_REQUEST_.
Write down each entry again, exactly as it reads.

Records from a data source:
+===+
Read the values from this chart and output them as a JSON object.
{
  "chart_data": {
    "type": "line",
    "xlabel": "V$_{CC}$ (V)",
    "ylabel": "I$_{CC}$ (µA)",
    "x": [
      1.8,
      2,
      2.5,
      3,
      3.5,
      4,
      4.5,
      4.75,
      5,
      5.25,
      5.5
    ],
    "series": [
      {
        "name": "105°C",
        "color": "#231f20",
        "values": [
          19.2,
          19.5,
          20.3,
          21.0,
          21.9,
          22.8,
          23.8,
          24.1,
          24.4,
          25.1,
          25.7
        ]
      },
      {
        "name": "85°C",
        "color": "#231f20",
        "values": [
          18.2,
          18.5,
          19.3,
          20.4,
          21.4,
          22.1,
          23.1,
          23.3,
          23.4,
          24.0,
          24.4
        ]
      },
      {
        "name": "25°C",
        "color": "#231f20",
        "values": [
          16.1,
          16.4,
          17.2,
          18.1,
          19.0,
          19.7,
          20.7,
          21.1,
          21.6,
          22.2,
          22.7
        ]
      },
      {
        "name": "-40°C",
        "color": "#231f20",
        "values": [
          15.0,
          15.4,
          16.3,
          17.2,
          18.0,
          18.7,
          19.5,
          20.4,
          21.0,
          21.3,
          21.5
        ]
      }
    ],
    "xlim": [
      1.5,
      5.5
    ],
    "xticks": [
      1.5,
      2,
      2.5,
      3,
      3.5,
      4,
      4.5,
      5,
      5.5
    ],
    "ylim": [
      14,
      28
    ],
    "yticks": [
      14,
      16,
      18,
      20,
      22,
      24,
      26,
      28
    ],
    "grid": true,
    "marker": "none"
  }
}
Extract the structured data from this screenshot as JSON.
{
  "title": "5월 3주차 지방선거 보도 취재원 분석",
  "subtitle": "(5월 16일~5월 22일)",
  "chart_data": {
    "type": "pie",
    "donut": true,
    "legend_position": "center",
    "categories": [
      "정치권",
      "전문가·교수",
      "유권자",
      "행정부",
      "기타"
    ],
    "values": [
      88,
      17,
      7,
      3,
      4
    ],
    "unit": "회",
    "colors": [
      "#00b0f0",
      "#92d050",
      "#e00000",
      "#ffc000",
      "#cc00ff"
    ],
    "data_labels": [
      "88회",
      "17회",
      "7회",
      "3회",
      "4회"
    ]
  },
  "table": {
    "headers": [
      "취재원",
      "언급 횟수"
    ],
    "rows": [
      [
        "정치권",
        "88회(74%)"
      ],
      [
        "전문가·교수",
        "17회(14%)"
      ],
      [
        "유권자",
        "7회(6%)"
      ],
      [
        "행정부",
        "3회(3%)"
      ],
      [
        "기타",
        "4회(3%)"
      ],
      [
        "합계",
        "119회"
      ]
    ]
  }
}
+===+
_ANSWER TO THE EXERCISE_.
Read the values from this chart and output them as a JSON object.
{
  "chart_data": {
    "type": "line",
    "xlabel": "V$_{CC}$ (V)",
    "ylabel": "I$_{CC}$ (µA)",
    "x": [
      1.8,
      2,
      2.5,
      3,
      3.5,
      4,
      4.5,
      4.75,
      5,
      5.25,
      5.5
    ],
    "series": [
      {
        "name": "105°C",
        "color": "#231f20",
        "values": [
          19.2,
          19.5,
          20.3,
          21.0,
          21.9,
          22.8,
          23.8,
          24.1,
          24.4,
          25.1,
          25.7
        ]
      },
      {
        "name": "85°C",
        "color": "#231f20",
        "values": [
          18.2,
          18.5,
          19.3,
          20.4,
          21.4,
          22.1,
          23.1,
          23.3,
          23.4,
          24.0,
          24.4
        ]
      },
      {
        "name": "25°C",
        "color": "#231f20",
        "values": [
          16.1,
          16.4,
          17.2,
          18.1,
          19.0,
          19.7,
          20.7,
          21.1,
          21.6,
          22.2,
          22.7
        ]
      },
      {
        "name": "-40°C",
        "color": "#231f20",
        "values": [
          15.0,
          15.4,
          16.3,
          17.2,
          18.0,
          18.7,
          19.5,
          20.4,
          21.0,
          21.3,
          21.5
        ]
      }
    ],
    "xlim": [
      1.5,
      5.5
    ],
    "xticks": [
      1.5,
      2,
      2.5,
      3,
      3.5,
      4,
      4.5,
      5,
      5.5
    ],
    "ylim": [
      14,
      28
    ],
    "yticks": [
      14,
      16,
      18,
      20,
      22,
      24,
      26,
      28
    ],
    "grid": true,
    "marker": "none"
  }
}
Extract the structured data from this screenshot as JSON.
{
  "title": "5월 3주차 지방선거 보도 취재원 분석",
  "subtitle": "(5월 16일~5월 22일)",
  "chart_data": {
    "type": "pie",
    "donut": true,
    "legend_position": "center",
    "categories": [
      "정치권",
      "전문가·교수",
      "유권자",
      "행정부",
      "기타"
    ],
    "values": [
      88,
      17,
      7,
      3,
      4
    ],
    "unit": "회",
    "colors": [
      "#00b0f0",
      "#92d050",
      "#e00000",
      "#ffc000",
      "#cc00ff"
    ],
    "data_labels": [
      "88회",
      "17회",
      "7회",
      "3회",
      "4회"
    ]
  },
  "table": {
    "headers": [
      "취재원",
      "언급 횟수"
    ],
    "rows": [
      [
        "정치권",
        "88회(74%)"
      ],
      [
        "전문가·교수",
        "17회(14%)"
      ],
      [
        "유권자",
        "7회(6%)"
      ],
      [
        "행정부",
        "3회(3%)"
      ],
      [
        "기타",
        "4회(3%)"
      ],
      [
        "합계",
        "119회"
      ]
    ]
  }
}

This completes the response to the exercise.